## STATED PROBLEM
Transcribe all of the material below word for word and leave out its pictures.

## RAW RECORDS

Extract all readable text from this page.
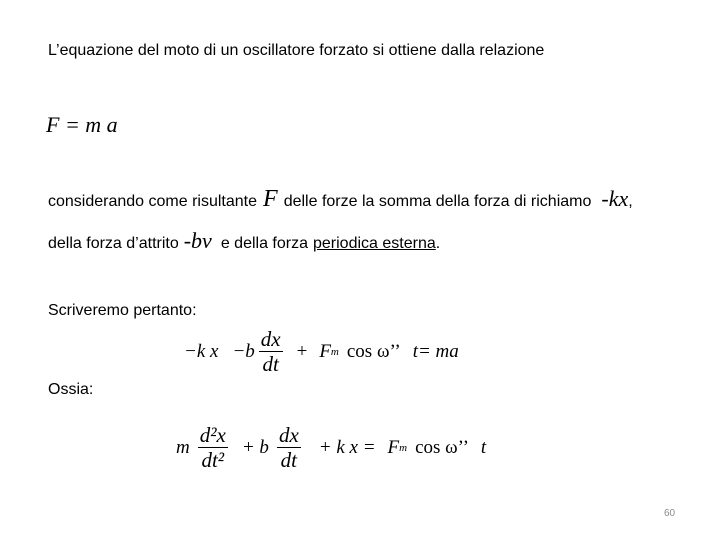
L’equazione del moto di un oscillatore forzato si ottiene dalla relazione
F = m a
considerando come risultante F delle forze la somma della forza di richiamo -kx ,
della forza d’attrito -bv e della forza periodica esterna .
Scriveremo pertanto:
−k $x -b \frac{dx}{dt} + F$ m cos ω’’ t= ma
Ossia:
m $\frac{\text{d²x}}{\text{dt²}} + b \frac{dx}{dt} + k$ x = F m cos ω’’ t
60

## ANSWER TO THIS TASK
Extract all readable text from this page.
L’equazione del moto di un oscillatore forzato si ottiene dalla relazione
F = m a
considerando come risultante F delle forze la somma della forza di richiamo -kx ,
della forza d’attrito -bv e della forza periodica esterna .
Scriveremo pertanto:
−k $x -b \frac{dx}{dt} + F$ m cos ω’’ t= ma
Ossia:
m $\frac{\text{d²x}}{\text{dt²}} + b \frac{dx}{dt} + k$ x = F m cos ω’’ t
60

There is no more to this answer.